■ WHAT IS NEEDED ■
Lines containing the word "text" are to be located and copied.

[RECORDS FOR PROCESSING start]

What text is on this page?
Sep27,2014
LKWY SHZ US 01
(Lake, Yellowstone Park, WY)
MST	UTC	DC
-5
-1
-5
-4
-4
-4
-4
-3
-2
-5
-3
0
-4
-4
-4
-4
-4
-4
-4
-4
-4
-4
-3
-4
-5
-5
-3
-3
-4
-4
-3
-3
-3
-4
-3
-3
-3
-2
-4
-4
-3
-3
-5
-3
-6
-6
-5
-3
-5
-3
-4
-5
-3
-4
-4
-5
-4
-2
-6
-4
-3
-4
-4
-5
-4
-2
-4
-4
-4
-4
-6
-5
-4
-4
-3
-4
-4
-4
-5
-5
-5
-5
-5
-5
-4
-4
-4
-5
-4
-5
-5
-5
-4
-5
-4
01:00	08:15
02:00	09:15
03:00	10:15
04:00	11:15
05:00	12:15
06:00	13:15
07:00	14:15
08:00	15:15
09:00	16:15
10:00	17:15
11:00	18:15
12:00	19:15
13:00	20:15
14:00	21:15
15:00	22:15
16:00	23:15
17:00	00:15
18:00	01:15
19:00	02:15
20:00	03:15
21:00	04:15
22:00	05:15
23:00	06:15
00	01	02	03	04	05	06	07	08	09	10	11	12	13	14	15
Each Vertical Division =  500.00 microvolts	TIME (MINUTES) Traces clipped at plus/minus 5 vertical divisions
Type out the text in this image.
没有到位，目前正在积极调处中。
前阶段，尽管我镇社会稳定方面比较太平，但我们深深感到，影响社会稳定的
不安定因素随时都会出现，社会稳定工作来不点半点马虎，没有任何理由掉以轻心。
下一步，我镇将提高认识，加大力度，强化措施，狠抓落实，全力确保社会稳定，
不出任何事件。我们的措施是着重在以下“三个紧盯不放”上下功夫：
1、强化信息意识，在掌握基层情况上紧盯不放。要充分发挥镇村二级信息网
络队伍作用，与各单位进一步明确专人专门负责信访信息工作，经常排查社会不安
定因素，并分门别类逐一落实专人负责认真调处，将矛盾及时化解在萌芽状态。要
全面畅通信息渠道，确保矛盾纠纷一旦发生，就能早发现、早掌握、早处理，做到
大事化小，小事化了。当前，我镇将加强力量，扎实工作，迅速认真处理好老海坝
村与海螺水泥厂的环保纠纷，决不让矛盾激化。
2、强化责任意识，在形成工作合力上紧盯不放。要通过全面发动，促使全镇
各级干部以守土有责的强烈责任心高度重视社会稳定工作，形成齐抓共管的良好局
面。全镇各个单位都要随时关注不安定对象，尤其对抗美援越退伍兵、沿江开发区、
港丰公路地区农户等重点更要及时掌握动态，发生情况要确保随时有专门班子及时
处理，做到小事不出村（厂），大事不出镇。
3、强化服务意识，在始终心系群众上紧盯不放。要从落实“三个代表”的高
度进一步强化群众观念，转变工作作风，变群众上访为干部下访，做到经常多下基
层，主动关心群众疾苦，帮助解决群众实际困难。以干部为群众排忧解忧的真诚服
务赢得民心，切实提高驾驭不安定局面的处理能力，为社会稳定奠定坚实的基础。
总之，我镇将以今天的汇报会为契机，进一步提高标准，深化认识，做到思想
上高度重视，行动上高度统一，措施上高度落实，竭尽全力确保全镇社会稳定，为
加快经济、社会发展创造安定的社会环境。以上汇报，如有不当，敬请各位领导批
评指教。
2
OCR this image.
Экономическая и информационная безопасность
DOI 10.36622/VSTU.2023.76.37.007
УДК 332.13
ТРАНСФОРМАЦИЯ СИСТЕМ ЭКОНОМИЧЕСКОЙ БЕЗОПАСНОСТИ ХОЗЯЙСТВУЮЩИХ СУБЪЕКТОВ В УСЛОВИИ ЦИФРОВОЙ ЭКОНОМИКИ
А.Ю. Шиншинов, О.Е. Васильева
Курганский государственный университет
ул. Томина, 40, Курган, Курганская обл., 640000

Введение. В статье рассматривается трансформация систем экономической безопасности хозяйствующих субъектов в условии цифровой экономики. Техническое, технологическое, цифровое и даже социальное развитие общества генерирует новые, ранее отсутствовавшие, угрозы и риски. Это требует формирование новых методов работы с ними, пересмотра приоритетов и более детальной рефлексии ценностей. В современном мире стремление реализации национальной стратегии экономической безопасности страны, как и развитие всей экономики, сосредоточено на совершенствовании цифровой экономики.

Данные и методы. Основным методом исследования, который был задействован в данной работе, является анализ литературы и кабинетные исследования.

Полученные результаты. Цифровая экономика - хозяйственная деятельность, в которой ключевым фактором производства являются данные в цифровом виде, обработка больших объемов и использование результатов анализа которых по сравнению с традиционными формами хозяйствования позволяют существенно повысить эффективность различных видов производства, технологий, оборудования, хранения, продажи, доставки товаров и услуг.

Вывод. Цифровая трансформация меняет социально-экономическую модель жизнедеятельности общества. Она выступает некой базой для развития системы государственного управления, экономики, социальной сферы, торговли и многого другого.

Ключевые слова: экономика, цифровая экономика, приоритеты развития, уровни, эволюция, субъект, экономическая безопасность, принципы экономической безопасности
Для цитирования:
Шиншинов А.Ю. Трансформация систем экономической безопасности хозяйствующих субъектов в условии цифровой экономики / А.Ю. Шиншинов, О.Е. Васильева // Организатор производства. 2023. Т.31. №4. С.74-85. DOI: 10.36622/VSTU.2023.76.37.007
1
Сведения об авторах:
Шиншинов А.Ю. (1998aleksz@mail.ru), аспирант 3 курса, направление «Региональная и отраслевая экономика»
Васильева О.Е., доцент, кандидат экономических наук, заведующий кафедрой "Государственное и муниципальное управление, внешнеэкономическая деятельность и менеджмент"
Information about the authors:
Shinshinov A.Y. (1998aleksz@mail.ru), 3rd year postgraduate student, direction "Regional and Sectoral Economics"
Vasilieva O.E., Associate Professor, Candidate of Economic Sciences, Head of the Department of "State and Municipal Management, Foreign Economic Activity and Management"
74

[RECORDS FOR PROCESSING end]

■ FINAL ANSWER ■
What text is on this page?
Type out the text in this image.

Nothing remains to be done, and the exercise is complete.